→ Listed records
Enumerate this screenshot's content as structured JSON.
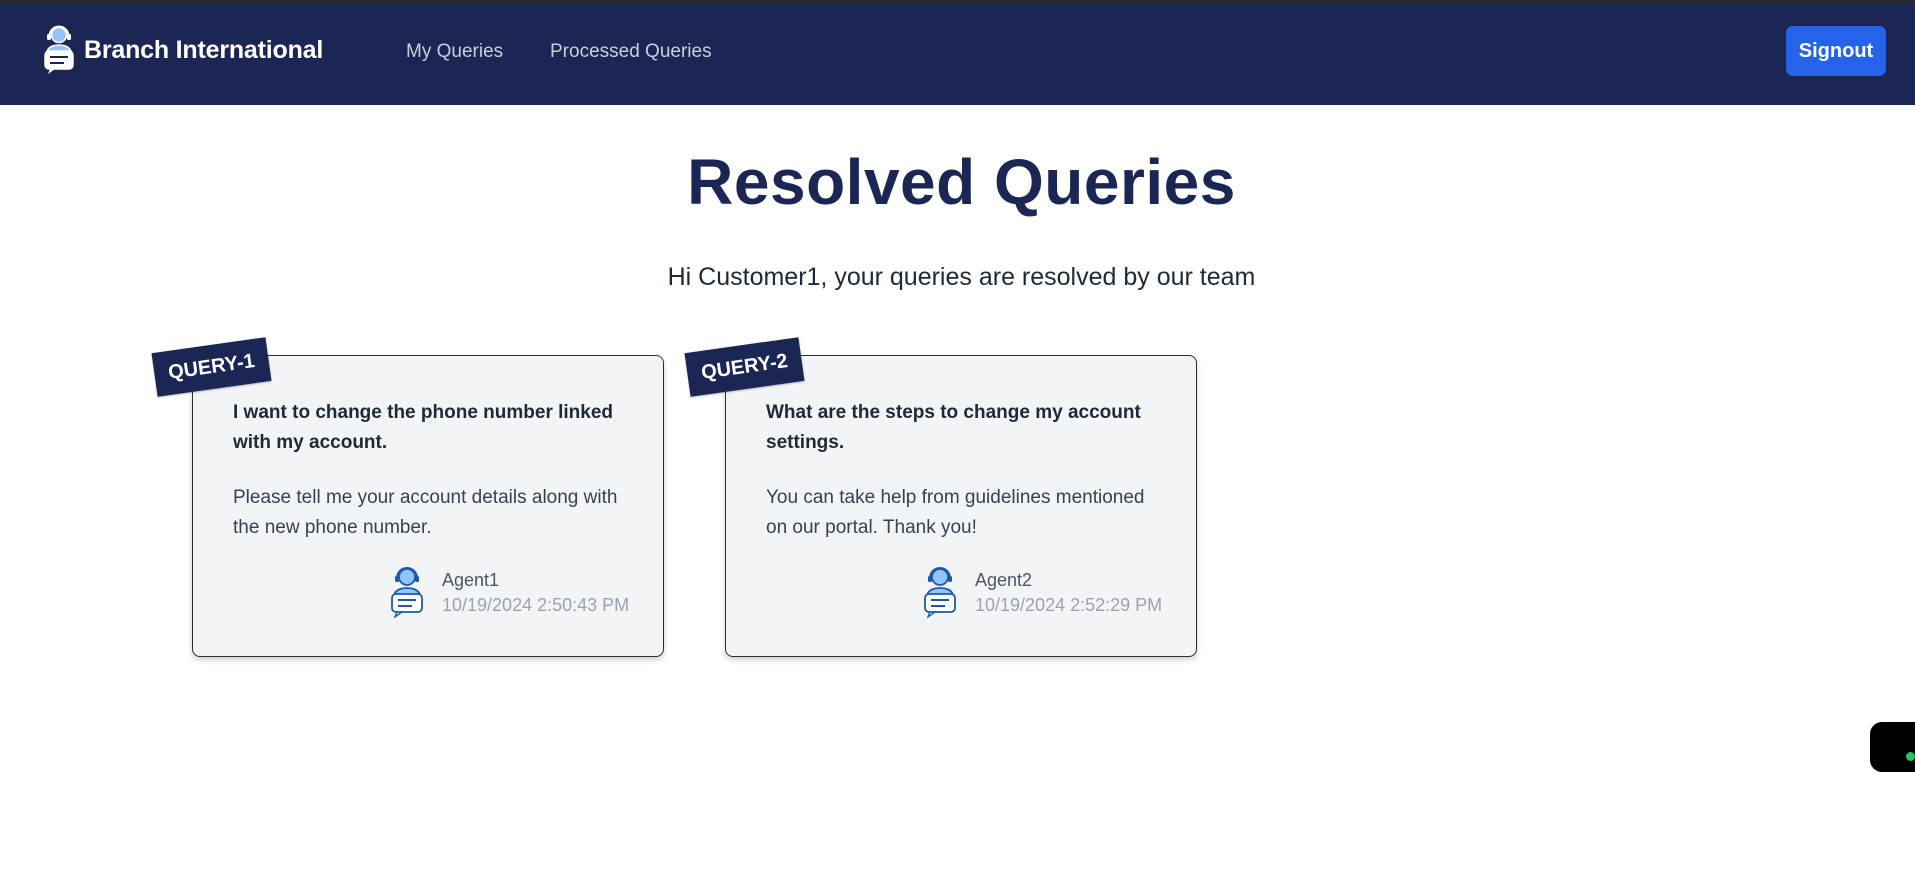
{
  "header": {
    "brand_name": "Branch International",
    "brand_icon": "support-agent-icon",
    "nav": [
      {
        "label": "My Queries"
      },
      {
        "label": "Processed Queries"
      }
    ],
    "signout_label": "Signout",
    "background_color": "#1b2654",
    "signout_color": "#2563eb"
  },
  "main": {
    "title": "Resolved Queries",
    "subtitle": "Hi Customer1, your queries are resolved by our team"
  },
  "queries": [
    {
      "tag": "QUERY-1",
      "question": "I want to change the phone number linked with my account.",
      "answer": "Please tell me your account details along with the new phone number.",
      "agent": "Agent1",
      "timestamp": "10/19/2024 2:50:43 PM"
    },
    {
      "tag": "QUERY-2",
      "question": "What are the steps to change my account settings.",
      "answer": "You can take help from guidelines mentioned on our portal. Thank you!",
      "agent": "Agent2",
      "timestamp": "10/19/2024 2:52:29 PM"
    }
  ],
  "colors": {
    "accent": "#1b2654",
    "card_background": "#f3f4f6",
    "status_online": "#22c55e"
  }
}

→ Stated task
Without the pictures, restate all the entries above exactly.

→ Written reply
Enumerate this screenshot's content as structured JSON.
{
  "header": {
    "brand_name": "Branch International",
    "brand_icon": "support-agent-icon",
    "nav": [
      {
        "label": "My Queries"
      },
      {
        "label": "Processed Queries"
      }
    ],
    "signout_label": "Signout",
    "background_color": "#1b2654",
    "signout_color": "#2563eb"
  },
  "main": {
    "title": "Resolved Queries",
    "subtitle": "Hi Customer1, your queries are resolved by our team"
  },
  "queries": [
    {
      "tag": "QUERY-1",
      "question": "I want to change the phone number linked with my account.",
      "answer": "Please tell me your account details along with the new phone number.",
      "agent": "Agent1",
      "timestamp": "10/19/2024 2:50:43 PM"
    },
    {
      "tag": "QUERY-2",
      "question": "What are the steps to change my account settings.",
      "answer": "You can take help from guidelines mentioned on our portal. Thank you!",
      "agent": "Agent2",
      "timestamp": "10/19/2024 2:52:29 PM"
    }
  ],
  "colors": {
    "accent": "#1b2654",
    "card_background": "#f3f4f6",
    "status_online": "#22c55e"
  }
}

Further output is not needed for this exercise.